# Your task:
Count every line that holds the string "相关工作", then give that number alone.

:: Given entries ::

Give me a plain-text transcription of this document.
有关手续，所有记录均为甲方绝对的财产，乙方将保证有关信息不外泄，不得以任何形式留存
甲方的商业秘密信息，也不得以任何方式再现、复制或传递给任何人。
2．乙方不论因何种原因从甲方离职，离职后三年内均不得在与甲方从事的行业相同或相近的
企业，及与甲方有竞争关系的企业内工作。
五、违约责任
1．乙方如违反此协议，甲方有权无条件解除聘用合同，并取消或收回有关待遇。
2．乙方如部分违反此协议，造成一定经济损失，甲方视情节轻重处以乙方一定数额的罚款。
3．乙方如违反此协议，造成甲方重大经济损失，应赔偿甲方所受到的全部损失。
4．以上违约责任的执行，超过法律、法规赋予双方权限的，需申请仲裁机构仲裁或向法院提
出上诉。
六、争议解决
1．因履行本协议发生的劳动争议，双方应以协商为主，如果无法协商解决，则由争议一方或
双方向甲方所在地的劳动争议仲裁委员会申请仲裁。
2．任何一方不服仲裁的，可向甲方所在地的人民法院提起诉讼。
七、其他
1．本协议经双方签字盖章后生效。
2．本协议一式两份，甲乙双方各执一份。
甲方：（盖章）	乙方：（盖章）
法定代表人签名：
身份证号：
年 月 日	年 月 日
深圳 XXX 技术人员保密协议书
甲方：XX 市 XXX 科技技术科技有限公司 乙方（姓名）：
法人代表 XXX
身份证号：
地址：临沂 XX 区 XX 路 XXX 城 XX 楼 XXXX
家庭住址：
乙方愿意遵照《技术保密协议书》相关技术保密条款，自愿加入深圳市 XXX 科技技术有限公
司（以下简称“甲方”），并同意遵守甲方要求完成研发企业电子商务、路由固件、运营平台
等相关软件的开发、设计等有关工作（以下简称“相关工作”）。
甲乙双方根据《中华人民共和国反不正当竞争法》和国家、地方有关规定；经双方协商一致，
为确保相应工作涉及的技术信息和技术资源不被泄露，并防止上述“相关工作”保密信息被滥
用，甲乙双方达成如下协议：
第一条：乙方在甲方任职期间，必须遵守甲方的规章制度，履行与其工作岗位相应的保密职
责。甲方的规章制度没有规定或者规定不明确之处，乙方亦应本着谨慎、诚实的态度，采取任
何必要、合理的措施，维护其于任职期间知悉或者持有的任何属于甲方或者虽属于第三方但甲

:::

# Exercise answer:
2